EXERCISE OBJECTIVE: According to the text on the Myx Music Award for Favorite International Video, which K-pop act was the first to win the award, and in what year?

SUPPLIED TEXT:
========================================

- Country: Philippines
- Presented by: Myx
- First award: 2006
- Final award: 2021
- Most awards: Taylor Swift and BTS (3 each)
- Most nominations: Taylor Swift (9)

= Myx Music Award for Favorite International Video =

Music award

The Myx Music Award for Favorite International Music Video is one of the awards handed out at the yearly Myx Music Award. It was first awarded in 2006 and presented to The Pussycat Dolls for their song "Don't Cha". 2NE1, Wonder Girls, Super Junior, BTS, and Lisa are the only K-pop acts to be nominated in this category, with Super Junior being the first K-pop act to win the award in 2018. A separate category was made to honor K-pop artists. Taylor Swift and BTS are the most awarded artists in this category, with three awards each.

========================================

RAW RECORDS:

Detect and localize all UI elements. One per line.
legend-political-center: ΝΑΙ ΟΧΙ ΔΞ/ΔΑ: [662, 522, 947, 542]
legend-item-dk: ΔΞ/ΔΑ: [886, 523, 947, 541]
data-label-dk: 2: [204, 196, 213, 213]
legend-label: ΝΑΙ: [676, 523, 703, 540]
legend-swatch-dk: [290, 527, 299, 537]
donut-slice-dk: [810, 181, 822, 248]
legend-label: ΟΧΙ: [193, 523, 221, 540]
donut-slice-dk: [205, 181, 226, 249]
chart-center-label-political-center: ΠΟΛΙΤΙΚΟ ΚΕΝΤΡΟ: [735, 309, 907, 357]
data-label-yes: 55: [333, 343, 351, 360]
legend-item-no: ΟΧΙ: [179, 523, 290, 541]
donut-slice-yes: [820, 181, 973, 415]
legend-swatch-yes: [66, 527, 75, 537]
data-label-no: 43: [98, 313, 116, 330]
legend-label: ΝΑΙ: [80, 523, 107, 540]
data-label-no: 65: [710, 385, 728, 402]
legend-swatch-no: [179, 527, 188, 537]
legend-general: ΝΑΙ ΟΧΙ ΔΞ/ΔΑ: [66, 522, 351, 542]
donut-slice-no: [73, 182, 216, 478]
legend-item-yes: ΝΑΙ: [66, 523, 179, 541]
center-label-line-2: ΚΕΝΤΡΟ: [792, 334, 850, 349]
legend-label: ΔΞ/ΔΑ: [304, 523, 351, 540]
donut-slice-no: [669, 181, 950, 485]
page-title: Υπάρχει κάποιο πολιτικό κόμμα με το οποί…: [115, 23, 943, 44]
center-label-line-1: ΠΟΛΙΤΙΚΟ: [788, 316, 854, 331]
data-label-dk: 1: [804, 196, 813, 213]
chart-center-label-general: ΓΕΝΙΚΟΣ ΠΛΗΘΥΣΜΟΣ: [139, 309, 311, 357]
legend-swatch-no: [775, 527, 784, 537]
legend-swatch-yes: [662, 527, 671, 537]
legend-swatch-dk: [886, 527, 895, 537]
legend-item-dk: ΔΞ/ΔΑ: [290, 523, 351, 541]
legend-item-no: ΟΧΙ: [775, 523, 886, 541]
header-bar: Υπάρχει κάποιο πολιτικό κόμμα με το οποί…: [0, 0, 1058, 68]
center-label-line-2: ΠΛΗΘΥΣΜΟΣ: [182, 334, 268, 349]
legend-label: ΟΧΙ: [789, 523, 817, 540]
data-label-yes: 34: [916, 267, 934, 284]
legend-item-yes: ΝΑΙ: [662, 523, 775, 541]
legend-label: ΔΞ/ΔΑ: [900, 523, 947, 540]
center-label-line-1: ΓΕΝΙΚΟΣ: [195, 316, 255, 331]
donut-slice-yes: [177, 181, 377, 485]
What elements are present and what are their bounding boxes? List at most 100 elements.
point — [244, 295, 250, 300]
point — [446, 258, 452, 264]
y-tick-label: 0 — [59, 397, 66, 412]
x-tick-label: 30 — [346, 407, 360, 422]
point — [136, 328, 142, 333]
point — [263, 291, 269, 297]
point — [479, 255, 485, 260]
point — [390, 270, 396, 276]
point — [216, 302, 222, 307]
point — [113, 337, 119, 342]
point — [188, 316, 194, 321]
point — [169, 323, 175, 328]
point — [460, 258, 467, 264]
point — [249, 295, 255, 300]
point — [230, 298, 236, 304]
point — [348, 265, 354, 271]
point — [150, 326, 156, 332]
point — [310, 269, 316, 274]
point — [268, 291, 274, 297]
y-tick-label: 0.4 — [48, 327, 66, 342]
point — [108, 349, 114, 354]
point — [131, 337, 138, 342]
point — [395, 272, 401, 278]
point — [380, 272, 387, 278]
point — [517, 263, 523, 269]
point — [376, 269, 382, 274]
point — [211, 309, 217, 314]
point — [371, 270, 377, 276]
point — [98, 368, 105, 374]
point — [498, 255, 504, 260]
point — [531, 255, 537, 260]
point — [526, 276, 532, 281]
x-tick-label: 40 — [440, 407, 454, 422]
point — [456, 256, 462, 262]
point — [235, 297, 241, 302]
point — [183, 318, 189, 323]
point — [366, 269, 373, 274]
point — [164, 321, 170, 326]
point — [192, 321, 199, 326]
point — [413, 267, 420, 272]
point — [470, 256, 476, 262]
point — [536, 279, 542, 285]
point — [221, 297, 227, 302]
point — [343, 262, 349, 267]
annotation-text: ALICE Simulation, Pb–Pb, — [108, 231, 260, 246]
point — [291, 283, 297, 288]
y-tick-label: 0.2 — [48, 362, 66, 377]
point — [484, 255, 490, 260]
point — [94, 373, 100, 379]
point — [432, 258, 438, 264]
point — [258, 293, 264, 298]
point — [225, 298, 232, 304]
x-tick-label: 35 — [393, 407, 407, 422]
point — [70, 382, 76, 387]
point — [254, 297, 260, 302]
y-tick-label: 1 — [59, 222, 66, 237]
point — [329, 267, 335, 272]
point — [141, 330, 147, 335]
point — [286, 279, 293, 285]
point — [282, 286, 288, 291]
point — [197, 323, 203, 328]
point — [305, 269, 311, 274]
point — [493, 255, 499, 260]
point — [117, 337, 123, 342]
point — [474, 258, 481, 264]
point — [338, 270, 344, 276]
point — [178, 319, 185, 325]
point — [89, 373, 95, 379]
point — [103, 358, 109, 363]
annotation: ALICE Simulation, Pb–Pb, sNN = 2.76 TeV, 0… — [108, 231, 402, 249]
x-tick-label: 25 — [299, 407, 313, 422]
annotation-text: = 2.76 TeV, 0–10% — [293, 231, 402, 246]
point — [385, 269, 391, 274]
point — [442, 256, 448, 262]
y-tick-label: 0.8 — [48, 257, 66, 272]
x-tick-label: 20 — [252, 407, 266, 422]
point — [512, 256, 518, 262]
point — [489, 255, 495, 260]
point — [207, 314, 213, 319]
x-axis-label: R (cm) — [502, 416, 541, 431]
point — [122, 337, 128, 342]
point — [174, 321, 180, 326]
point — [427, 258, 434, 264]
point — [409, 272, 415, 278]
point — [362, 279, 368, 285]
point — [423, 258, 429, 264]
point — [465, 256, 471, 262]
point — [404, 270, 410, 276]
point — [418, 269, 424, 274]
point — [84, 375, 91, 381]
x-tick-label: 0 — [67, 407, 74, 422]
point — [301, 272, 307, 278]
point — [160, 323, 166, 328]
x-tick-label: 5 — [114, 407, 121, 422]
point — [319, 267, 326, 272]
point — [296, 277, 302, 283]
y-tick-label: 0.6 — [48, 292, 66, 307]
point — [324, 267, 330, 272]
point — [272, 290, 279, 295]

========================================

IN RESPONSE: Super Junior, in 2018.